EXERCISE AIM -
Pictures stay out of the copy; set down each line of the listing below exactly.
"""
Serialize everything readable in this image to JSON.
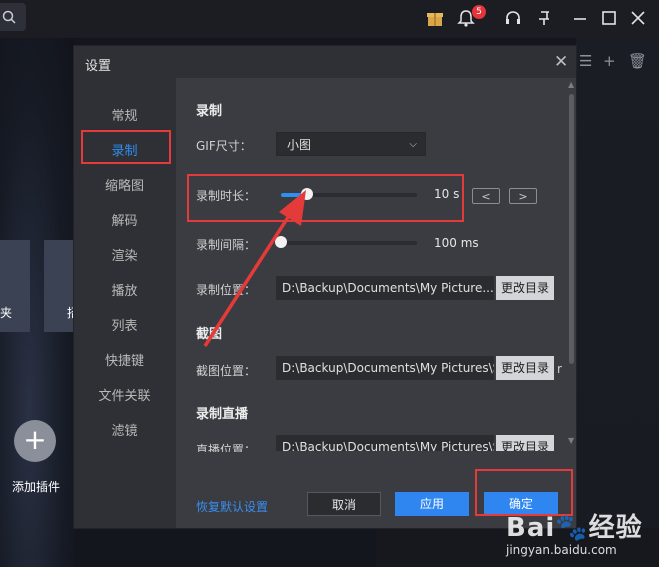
{
  "app": {
    "bell_badge": "5",
    "tile_left_label": "夹",
    "tile_right_label": "招",
    "add_plugin_label": "添加插件",
    "add_plugin_symbol": "+",
    "toolbar_right": [
      "☰",
      "+",
      "🗑"
    ]
  },
  "dialog": {
    "title": "设置",
    "close_symbol": "✕",
    "nav": [
      {
        "label": "常规",
        "active": false
      },
      {
        "label": "录制",
        "active": true
      },
      {
        "label": "缩略图",
        "active": false
      },
      {
        "label": "解码",
        "active": false
      },
      {
        "label": "渲染",
        "active": false
      },
      {
        "label": "播放",
        "active": false
      },
      {
        "label": "列表",
        "active": false
      },
      {
        "label": "快捷键",
        "active": false
      },
      {
        "label": "文件关联",
        "active": false
      },
      {
        "label": "滤镜",
        "active": false
      }
    ],
    "record": {
      "section_title": "录制",
      "gif_size_label": "GIF尺寸：",
      "gif_size_value": "小图",
      "duration_label": "录制时长：",
      "duration_value": "10 s",
      "duration_fraction": 0.19,
      "step_prev": "<",
      "step_next": ">",
      "interval_label": "录制间隔：",
      "interval_value": "100 ms",
      "interval_fraction": 0.0,
      "location_label": "录制位置：",
      "location_path": "D:\\Backup\\Documents\\My Picture...",
      "change_dir": "更改目录"
    },
    "screenshot": {
      "section_title": "截图",
      "location_label": "截图位置：",
      "location_path": "D:\\Backup\\Documents\\My Pictures\\S",
      "change_dir": "更改目录",
      "overflow_char": "r"
    },
    "live": {
      "section_title": "录制直播",
      "location_label": "直播位置：",
      "location_path": "D:\\Backup\\Documents\\My Pictures\\S",
      "change_dir": "更改目录"
    },
    "footer": {
      "restore": "恢复默认设置",
      "cancel": "取消",
      "apply": "应用",
      "ok": "确定"
    }
  },
  "watermark": {
    "main": "Bai🐾经验",
    "sub": "jingyan.baidu.com"
  },
  "colors": {
    "accent": "#2f8ff0",
    "annotation": "#e53a3a"
  }
}
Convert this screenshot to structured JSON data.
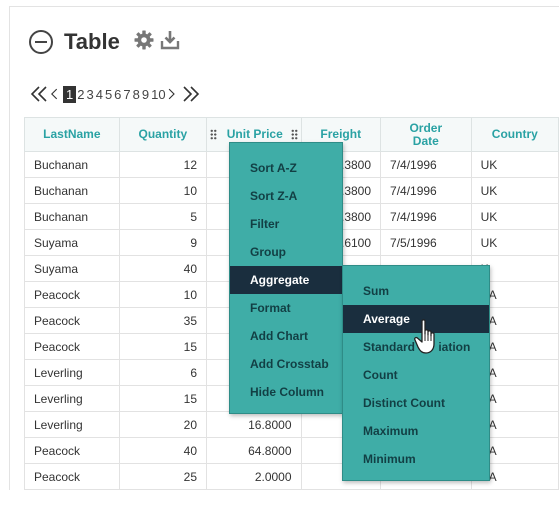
{
  "header": {
    "title": "Table",
    "settings_icon": "gear-icon",
    "download_icon": "download-icon",
    "collapse_icon": "minus-circle-icon"
  },
  "pager": {
    "first_icon": "double-chevron-left-icon",
    "prev_icon": "chevron-left-icon",
    "next_icon": "chevron-right-icon",
    "last_icon": "double-chevron-right-icon",
    "pages": [
      "1",
      "2",
      "3",
      "4",
      "5",
      "6",
      "7",
      "8",
      "9",
      "10"
    ],
    "active_page": "1"
  },
  "table": {
    "columns": [
      {
        "label": "LastName"
      },
      {
        "label": "Quantity"
      },
      {
        "label": "Unit Price"
      },
      {
        "label": "Freight"
      },
      {
        "label": "Order Date"
      },
      {
        "label": "Country"
      }
    ],
    "rows": [
      [
        "Buchanan",
        "12",
        "",
        ".3800",
        "7/4/1996",
        "UK"
      ],
      [
        "Buchanan",
        "10",
        "",
        ".3800",
        "7/4/1996",
        "UK"
      ],
      [
        "Buchanan",
        "5",
        "",
        ".3800",
        "7/4/1996",
        "UK"
      ],
      [
        "Suyama",
        "9",
        "",
        ".6100",
        "7/5/1996",
        "UK"
      ],
      [
        "Suyama",
        "40",
        "",
        "",
        "",
        "K"
      ],
      [
        "Peacock",
        "10",
        "",
        "",
        "",
        "SA"
      ],
      [
        "Peacock",
        "35",
        "",
        "",
        "",
        "SA"
      ],
      [
        "Peacock",
        "15",
        "",
        "",
        "",
        "SA"
      ],
      [
        "Leverling",
        "6",
        "",
        "",
        "",
        "SA"
      ],
      [
        "Leverling",
        "15",
        "",
        "",
        "",
        "SA"
      ],
      [
        "Leverling",
        "20",
        "16.8000",
        "41",
        "",
        "SA"
      ],
      [
        "Peacock",
        "40",
        "64.8000",
        "51",
        "",
        "SA"
      ],
      [
        "Peacock",
        "25",
        "2.0000",
        "51",
        "",
        "SA"
      ]
    ]
  },
  "column_menu": {
    "items": [
      "Sort A-Z",
      "Sort Z-A",
      "Filter",
      "Group",
      "Aggregate",
      "Format",
      "Add Chart",
      "Add Crosstab",
      "Hide Column"
    ],
    "active": "Aggregate"
  },
  "aggregate_menu": {
    "items": [
      "Sum",
      "Average",
      "Standard Deviation",
      "Count",
      "Distinct Count",
      "Maximum",
      "Minimum"
    ],
    "visible_labels": [
      "Sum",
      "Average",
      "Standard ",
      "iation",
      "Count",
      "Distinct Count",
      "Maximum",
      "Minimum"
    ],
    "active": "Average"
  },
  "cursor_icon": "hand-pointer-icon",
  "colors": {
    "header_text": "#2aa2a4",
    "menu_bg": "#3fada7",
    "menu_text": "#123f44",
    "menu_active_bg": "#1a2e3e",
    "menu_active_text": "#ffffff"
  }
}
"""
SOLUTION -
Serialize everything readable in this image to JSON.
{
  "app": {
    "bell_badge": "5",
    "tile_left_label": "夹",
    "tile_right_label": "招",
    "add_plugin_label": "添加插件",
    "add_plugin_symbol": "+",
    "toolbar_right": [
      "☰",
      "+",
      "🗑"
    ]
  },
  "dialog": {
    "title": "设置",
    "close_symbol": "✕",
    "nav": [
      {
        "label": "常规",
        "active": false
      },
      {
        "label": "录制",
        "active": true
      },
      {
        "label": "缩略图",
        "active": false
      },
      {
        "label": "解码",
        "active": false
      },
      {
        "label": "渲染",
        "active": false
      },
      {
        "label": "播放",
        "active": false
      },
      {
        "label": "列表",
        "active": false
      },
      {
        "label": "快捷键",
        "active": false
      },
      {
        "label": "文件关联",
        "active": false
      },
      {
        "label": "滤镜",
        "active": false
      }
    ],
    "record": {
      "section_title": "录制",
      "gif_size_label": "GIF尺寸：",
      "gif_size_value": "小图",
      "duration_label": "录制时长：",
      "duration_value": "10 s",
      "duration_fraction": 0.19,
      "step_prev": "<",
      "step_next": ">",
      "interval_label": "录制间隔：",
      "interval_value": "100 ms",
      "interval_fraction": 0.0,
      "location_label": "录制位置：",
      "location_path": "D:\\Backup\\Documents\\My Picture...",
      "change_dir": "更改目录"
    },
    "screenshot": {
      "section_title": "截图",
      "location_label": "截图位置：",
      "location_path": "D:\\Backup\\Documents\\My Pictures\\S",
      "change_dir": "更改目录",
      "overflow_char": "r"
    },
    "live": {
      "section_title": "录制直播",
      "location_label": "直播位置：",
      "location_path": "D:\\Backup\\Documents\\My Pictures\\S",
      "change_dir": "更改目录"
    },
    "footer": {
      "restore": "恢复默认设置",
      "cancel": "取消",
      "apply": "应用",
      "ok": "确定"
    }
  },
  "watermark": {
    "main": "Bai🐾经验",
    "sub": "jingyan.baidu.com"
  },
  "colors": {
    "accent": "#2f8ff0",
    "annotation": "#e53a3a"
  }
}
Convert this screenshot to structured JSON data.
{
  "header": {
    "title": "Table",
    "settings_icon": "gear-icon",
    "download_icon": "download-icon",
    "collapse_icon": "minus-circle-icon"
  },
  "pager": {
    "first_icon": "double-chevron-left-icon",
    "prev_icon": "chevron-left-icon",
    "next_icon": "chevron-right-icon",
    "last_icon": "double-chevron-right-icon",
    "pages": [
      "1",
      "2",
      "3",
      "4",
      "5",
      "6",
      "7",
      "8",
      "9",
      "10"
    ],
    "active_page": "1"
  },
  "table": {
    "columns": [
      {
        "label": "LastName"
      },
      {
        "label": "Quantity"
      },
      {
        "label": "Unit Price"
      },
      {
        "label": "Freight"
      },
      {
        "label": "Order Date"
      },
      {
        "label": "Country"
      }
    ],
    "rows": [
      [
        "Buchanan",
        "12",
        "",
        ".3800",
        "7/4/1996",
        "UK"
      ],
      [
        "Buchanan",
        "10",
        "",
        ".3800",
        "7/4/1996",
        "UK"
      ],
      [
        "Buchanan",
        "5",
        "",
        ".3800",
        "7/4/1996",
        "UK"
      ],
      [
        "Suyama",
        "9",
        "",
        ".6100",
        "7/5/1996",
        "UK"
      ],
      [
        "Suyama",
        "40",
        "",
        "",
        "",
        "K"
      ],
      [
        "Peacock",
        "10",
        "",
        "",
        "",
        "SA"
      ],
      [
        "Peacock",
        "35",
        "",
        "",
        "",
        "SA"
      ],
      [
        "Peacock",
        "15",
        "",
        "",
        "",
        "SA"
      ],
      [
        "Leverling",
        "6",
        "",
        "",
        "",
        "SA"
      ],
      [
        "Leverling",
        "15",
        "",
        "",
        "",
        "SA"
      ],
      [
        "Leverling",
        "20",
        "16.8000",
        "41",
        "",
        "SA"
      ],
      [
        "Peacock",
        "40",
        "64.8000",
        "51",
        "",
        "SA"
      ],
      [
        "Peacock",
        "25",
        "2.0000",
        "51",
        "",
        "SA"
      ]
    ]
  },
  "column_menu": {
    "items": [
      "Sort A-Z",
      "Sort Z-A",
      "Filter",
      "Group",
      "Aggregate",
      "Format",
      "Add Chart",
      "Add Crosstab",
      "Hide Column"
    ],
    "active": "Aggregate"
  },
  "aggregate_menu": {
    "items": [
      "Sum",
      "Average",
      "Standard Deviation",
      "Count",
      "Distinct Count",
      "Maximum",
      "Minimum"
    ],
    "visible_labels": [
      "Sum",
      "Average",
      "Standard ",
      "iation",
      "Count",
      "Distinct Count",
      "Maximum",
      "Minimum"
    ],
    "active": "Average"
  },
  "cursor_icon": "hand-pointer-icon",
  "colors": {
    "header_text": "#2aa2a4",
    "menu_bg": "#3fada7",
    "menu_text": "#123f44",
    "menu_active_bg": "#1a2e3e",
    "menu_active_text": "#ffffff"
  }
}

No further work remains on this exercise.